** What is needed **
How many lines of the data hold the word "icon"? State the number and nothing else.

** Excerpted records **
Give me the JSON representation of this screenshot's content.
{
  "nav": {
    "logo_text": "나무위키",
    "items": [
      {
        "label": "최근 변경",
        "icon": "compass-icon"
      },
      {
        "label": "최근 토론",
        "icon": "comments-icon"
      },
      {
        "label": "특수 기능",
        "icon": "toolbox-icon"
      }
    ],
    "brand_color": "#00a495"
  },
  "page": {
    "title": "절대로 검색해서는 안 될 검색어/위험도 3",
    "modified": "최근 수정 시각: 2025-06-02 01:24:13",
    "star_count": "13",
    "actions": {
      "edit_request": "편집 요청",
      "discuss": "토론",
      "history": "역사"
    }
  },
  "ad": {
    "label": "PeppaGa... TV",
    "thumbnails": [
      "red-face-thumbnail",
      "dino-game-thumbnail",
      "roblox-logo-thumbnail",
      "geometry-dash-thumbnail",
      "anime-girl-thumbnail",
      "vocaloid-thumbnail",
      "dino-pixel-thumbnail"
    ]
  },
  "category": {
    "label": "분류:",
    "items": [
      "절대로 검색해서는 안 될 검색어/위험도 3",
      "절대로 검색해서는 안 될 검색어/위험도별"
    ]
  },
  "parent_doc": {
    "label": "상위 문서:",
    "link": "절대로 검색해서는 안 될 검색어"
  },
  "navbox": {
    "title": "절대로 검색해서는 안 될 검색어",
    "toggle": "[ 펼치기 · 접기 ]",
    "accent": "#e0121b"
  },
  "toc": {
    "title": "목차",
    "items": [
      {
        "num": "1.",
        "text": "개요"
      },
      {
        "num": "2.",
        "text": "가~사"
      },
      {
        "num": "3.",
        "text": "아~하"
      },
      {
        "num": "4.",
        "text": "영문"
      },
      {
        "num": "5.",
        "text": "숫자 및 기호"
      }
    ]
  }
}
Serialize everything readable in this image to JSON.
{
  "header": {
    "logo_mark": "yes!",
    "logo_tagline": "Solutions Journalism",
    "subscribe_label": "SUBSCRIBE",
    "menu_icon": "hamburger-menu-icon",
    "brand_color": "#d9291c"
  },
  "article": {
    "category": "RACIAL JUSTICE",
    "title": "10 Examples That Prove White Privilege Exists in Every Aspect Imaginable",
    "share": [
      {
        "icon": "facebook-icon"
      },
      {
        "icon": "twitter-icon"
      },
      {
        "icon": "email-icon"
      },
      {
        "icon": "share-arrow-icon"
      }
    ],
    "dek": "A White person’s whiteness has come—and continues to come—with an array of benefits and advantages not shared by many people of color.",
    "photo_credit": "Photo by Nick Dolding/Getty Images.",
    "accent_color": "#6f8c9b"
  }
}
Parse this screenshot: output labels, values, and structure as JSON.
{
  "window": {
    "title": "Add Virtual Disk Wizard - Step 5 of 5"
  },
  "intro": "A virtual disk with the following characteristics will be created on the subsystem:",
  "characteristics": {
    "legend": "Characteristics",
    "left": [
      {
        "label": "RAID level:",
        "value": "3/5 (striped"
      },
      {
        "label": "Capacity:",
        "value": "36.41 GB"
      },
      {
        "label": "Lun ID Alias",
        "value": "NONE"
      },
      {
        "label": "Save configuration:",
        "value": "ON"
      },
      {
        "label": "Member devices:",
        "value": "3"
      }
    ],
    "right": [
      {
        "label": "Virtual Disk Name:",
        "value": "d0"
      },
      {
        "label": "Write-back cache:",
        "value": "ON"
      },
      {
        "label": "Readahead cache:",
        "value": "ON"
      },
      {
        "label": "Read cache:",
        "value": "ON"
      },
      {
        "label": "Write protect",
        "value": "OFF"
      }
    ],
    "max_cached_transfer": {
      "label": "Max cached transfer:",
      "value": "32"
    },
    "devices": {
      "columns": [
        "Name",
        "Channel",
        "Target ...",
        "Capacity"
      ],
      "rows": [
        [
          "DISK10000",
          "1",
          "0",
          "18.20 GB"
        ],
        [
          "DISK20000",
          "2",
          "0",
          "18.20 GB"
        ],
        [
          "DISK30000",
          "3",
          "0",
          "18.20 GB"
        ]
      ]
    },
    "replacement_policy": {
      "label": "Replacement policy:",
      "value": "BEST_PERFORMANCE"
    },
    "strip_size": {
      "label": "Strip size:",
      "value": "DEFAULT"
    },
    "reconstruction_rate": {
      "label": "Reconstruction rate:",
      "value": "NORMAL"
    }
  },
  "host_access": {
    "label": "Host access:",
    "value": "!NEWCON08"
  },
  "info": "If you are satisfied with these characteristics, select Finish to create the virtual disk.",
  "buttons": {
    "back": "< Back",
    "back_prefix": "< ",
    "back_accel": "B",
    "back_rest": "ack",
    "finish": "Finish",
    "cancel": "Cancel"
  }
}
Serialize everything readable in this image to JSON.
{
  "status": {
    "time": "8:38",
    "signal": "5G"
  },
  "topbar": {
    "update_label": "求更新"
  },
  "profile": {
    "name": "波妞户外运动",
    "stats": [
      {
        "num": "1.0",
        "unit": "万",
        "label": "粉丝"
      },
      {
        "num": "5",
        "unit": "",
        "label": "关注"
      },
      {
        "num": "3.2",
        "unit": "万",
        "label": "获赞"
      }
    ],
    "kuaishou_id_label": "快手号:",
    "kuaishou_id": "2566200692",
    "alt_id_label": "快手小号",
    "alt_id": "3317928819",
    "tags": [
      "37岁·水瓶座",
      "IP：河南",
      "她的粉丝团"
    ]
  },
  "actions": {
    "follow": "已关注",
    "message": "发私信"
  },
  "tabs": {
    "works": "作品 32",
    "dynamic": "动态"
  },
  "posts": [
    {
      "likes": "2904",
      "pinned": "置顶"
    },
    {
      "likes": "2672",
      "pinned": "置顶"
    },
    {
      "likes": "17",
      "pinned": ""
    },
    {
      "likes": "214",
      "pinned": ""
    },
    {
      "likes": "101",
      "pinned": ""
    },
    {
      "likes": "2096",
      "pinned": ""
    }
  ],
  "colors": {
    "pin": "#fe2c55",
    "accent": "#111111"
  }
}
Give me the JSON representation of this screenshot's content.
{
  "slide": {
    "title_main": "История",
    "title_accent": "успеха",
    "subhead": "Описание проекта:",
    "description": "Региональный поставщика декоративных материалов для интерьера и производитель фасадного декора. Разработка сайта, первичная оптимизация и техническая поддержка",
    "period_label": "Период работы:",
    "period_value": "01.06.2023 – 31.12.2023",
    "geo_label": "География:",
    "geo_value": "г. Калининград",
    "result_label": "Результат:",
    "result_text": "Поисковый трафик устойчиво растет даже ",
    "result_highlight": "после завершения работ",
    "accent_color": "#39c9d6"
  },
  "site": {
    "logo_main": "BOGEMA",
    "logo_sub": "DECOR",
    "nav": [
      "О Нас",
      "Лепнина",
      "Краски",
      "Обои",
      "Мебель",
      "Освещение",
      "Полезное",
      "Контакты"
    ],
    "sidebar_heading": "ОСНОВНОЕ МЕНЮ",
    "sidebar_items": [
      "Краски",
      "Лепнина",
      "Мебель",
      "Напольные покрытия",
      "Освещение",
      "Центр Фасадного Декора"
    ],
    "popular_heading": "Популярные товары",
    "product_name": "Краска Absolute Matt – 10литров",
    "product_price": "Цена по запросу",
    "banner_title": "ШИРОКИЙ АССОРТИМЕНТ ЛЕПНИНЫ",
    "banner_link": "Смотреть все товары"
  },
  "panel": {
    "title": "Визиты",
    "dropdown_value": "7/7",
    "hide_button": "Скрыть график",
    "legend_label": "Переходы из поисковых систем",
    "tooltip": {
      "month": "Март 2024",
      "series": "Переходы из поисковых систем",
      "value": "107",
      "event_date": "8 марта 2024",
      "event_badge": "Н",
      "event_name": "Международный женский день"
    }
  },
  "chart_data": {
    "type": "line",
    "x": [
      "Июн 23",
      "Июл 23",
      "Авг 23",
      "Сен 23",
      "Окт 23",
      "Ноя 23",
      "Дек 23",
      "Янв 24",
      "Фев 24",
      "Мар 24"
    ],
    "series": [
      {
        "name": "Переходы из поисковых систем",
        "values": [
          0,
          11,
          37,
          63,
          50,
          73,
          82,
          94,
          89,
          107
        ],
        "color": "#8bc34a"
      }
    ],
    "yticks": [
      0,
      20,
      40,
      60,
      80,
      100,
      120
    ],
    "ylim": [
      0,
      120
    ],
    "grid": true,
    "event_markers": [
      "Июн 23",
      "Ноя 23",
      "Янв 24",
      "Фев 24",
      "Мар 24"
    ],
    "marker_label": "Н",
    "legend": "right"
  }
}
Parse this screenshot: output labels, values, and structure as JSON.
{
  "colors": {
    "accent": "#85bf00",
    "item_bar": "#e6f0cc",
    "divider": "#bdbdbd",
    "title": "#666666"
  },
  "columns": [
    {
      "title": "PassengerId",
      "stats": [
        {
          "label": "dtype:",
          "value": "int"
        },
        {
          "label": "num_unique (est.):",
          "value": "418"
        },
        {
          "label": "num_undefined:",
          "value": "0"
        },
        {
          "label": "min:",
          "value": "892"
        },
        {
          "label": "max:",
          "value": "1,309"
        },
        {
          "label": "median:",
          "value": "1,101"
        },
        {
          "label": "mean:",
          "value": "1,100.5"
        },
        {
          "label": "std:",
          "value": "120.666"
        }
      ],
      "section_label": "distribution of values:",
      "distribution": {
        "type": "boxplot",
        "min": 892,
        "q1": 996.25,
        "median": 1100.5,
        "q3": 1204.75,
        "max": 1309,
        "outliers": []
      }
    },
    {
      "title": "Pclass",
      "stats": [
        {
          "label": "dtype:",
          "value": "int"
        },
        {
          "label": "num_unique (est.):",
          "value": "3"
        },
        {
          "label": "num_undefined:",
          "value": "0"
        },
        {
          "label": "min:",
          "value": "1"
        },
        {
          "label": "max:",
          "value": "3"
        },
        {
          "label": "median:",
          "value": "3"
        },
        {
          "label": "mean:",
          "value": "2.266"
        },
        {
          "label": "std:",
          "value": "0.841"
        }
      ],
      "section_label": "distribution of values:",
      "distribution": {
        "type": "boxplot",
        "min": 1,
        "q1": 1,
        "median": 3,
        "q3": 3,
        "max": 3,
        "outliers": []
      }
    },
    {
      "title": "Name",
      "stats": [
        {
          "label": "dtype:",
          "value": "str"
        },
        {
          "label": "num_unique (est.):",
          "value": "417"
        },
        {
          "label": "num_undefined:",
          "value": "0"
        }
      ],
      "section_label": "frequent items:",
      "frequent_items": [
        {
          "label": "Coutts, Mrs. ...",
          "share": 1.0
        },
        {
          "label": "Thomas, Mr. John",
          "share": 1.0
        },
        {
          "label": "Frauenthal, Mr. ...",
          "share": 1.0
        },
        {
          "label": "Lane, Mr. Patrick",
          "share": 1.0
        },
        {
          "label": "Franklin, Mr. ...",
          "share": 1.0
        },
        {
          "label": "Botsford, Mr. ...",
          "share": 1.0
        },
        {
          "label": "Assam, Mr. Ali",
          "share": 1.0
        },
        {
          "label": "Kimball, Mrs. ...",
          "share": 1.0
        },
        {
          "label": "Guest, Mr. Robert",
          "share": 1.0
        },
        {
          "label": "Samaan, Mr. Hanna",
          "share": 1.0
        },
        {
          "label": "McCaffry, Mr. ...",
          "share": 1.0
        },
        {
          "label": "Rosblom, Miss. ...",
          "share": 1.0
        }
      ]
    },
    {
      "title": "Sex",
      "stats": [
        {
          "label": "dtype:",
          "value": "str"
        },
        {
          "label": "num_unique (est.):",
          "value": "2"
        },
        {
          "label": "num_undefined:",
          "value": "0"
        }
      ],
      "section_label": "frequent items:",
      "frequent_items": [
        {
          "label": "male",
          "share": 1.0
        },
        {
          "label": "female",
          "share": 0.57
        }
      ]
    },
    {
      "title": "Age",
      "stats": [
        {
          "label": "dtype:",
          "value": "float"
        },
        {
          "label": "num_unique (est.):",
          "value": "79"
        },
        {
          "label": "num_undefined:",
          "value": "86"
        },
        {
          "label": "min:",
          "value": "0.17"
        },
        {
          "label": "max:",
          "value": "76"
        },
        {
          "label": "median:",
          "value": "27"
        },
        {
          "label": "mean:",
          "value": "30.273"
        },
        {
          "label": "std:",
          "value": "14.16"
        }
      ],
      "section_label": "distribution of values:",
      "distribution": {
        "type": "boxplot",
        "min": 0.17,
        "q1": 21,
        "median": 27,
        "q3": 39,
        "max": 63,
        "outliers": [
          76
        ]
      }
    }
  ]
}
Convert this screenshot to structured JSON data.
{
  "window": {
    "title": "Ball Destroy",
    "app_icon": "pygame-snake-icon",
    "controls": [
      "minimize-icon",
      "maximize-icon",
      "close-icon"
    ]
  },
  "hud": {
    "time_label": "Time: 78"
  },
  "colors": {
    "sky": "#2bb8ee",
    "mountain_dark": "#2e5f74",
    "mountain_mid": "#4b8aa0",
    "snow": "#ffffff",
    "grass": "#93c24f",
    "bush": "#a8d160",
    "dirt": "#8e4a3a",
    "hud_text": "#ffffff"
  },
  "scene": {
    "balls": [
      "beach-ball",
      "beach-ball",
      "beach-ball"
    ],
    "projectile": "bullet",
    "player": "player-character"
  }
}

** Answer to this exercise **
12